Each line below should be retyped exactly, with no pictures.

⟨

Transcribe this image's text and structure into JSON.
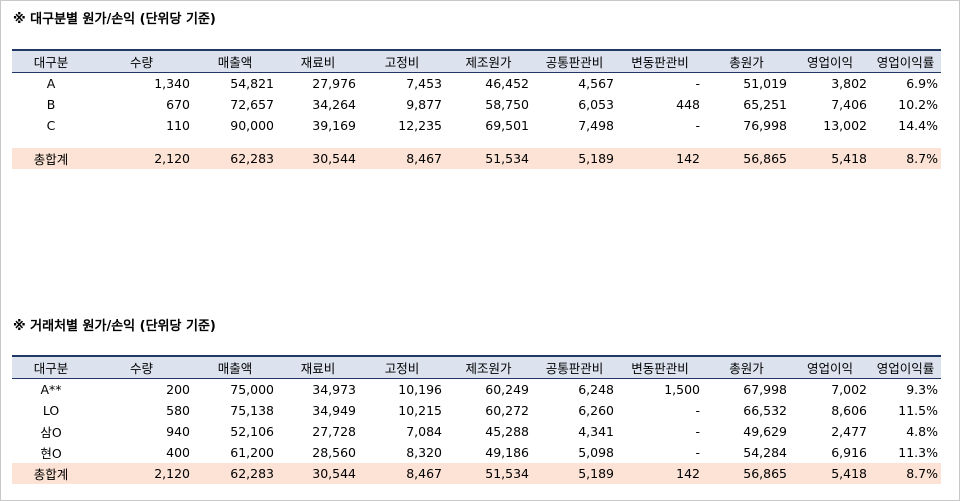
{
  "section1": {
    "title": "※ 대구분별 원가/손익 (단위당 기준)",
    "headers": [
      "대구분",
      "수량",
      "매출액",
      "재료비",
      "고정비",
      "제조원가",
      "공통판관비",
      "변동판관비",
      "총원가",
      "영업이익",
      "영업이익률"
    ],
    "rows": [
      [
        "A",
        "1,340",
        "54,821",
        "27,976",
        "7,453",
        "46,452",
        "4,567",
        "-",
        "51,019",
        "3,802",
        "6.9%"
      ],
      [
        "B",
        "670",
        "72,657",
        "34,264",
        "9,877",
        "58,750",
        "6,053",
        "448",
        "65,251",
        "7,406",
        "10.2%"
      ],
      [
        "C",
        "110",
        "90,000",
        "39,169",
        "12,235",
        "69,501",
        "7,498",
        "-",
        "76,998",
        "13,002",
        "14.4%"
      ]
    ],
    "total": [
      "총합계",
      "2,120",
      "62,283",
      "30,544",
      "8,467",
      "51,534",
      "5,189",
      "142",
      "56,865",
      "5,418",
      "8.7%"
    ]
  },
  "section2": {
    "title": "※ 거래처별 원가/손익 (단위당 기준)",
    "headers": [
      "대구분",
      "수량",
      "매출액",
      "재료비",
      "고정비",
      "제조원가",
      "공통판관비",
      "변동판관비",
      "총원가",
      "영업이익",
      "영업이익률"
    ],
    "rows": [
      [
        "A**",
        "200",
        "75,000",
        "34,973",
        "10,196",
        "60,249",
        "6,248",
        "1,500",
        "67,998",
        "7,002",
        "9.3%"
      ],
      [
        "LO",
        "580",
        "75,138",
        "34,949",
        "10,215",
        "60,272",
        "6,260",
        "-",
        "66,532",
        "8,606",
        "11.5%"
      ],
      [
        "삼O",
        "940",
        "52,106",
        "27,728",
        "7,084",
        "45,288",
        "4,341",
        "-",
        "49,629",
        "2,477",
        "4.8%"
      ],
      [
        "현O",
        "400",
        "61,200",
        "28,560",
        "8,320",
        "49,186",
        "5,098",
        "-",
        "54,284",
        "6,916",
        "11.3%"
      ]
    ],
    "total": [
      "총합계",
      "2,120",
      "62,283",
      "30,544",
      "8,467",
      "51,534",
      "5,189",
      "142",
      "56,865",
      "5,418",
      "8.7%"
    ]
  },
  "colors": {
    "header_bg": "#dce3ef",
    "header_border": "#203864",
    "total_bg": "#fce3d6"
  }
}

⟩

TASK ANSWER
Transcribe this image's text and structure into JSON.
{
  "section1": {
    "title": "※ 대구분별 원가/손익 (단위당 기준)",
    "headers": [
      "대구분",
      "수량",
      "매출액",
      "재료비",
      "고정비",
      "제조원가",
      "공통판관비",
      "변동판관비",
      "총원가",
      "영업이익",
      "영업이익률"
    ],
    "rows": [
      [
        "A",
        "1,340",
        "54,821",
        "27,976",
        "7,453",
        "46,452",
        "4,567",
        "-",
        "51,019",
        "3,802",
        "6.9%"
      ],
      [
        "B",
        "670",
        "72,657",
        "34,264",
        "9,877",
        "58,750",
        "6,053",
        "448",
        "65,251",
        "7,406",
        "10.2%"
      ],
      [
        "C",
        "110",
        "90,000",
        "39,169",
        "12,235",
        "69,501",
        "7,498",
        "-",
        "76,998",
        "13,002",
        "14.4%"
      ]
    ],
    "total": [
      "총합계",
      "2,120",
      "62,283",
      "30,544",
      "8,467",
      "51,534",
      "5,189",
      "142",
      "56,865",
      "5,418",
      "8.7%"
    ]
  },
  "section2": {
    "title": "※ 거래처별 원가/손익 (단위당 기준)",
    "headers": [
      "대구분",
      "수량",
      "매출액",
      "재료비",
      "고정비",
      "제조원가",
      "공통판관비",
      "변동판관비",
      "총원가",
      "영업이익",
      "영업이익률"
    ],
    "rows": [
      [
        "A**",
        "200",
        "75,000",
        "34,973",
        "10,196",
        "60,249",
        "6,248",
        "1,500",
        "67,998",
        "7,002",
        "9.3%"
      ],
      [
        "LO",
        "580",
        "75,138",
        "34,949",
        "10,215",
        "60,272",
        "6,260",
        "-",
        "66,532",
        "8,606",
        "11.5%"
      ],
      [
        "삼O",
        "940",
        "52,106",
        "27,728",
        "7,084",
        "45,288",
        "4,341",
        "-",
        "49,629",
        "2,477",
        "4.8%"
      ],
      [
        "현O",
        "400",
        "61,200",
        "28,560",
        "8,320",
        "49,186",
        "5,098",
        "-",
        "54,284",
        "6,916",
        "11.3%"
      ]
    ],
    "total": [
      "총합계",
      "2,120",
      "62,283",
      "30,544",
      "8,467",
      "51,534",
      "5,189",
      "142",
      "56,865",
      "5,418",
      "8.7%"
    ]
  },
  "colors": {
    "header_bg": "#dce3ef",
    "header_border": "#203864",
    "total_bg": "#fce3d6"
  }
}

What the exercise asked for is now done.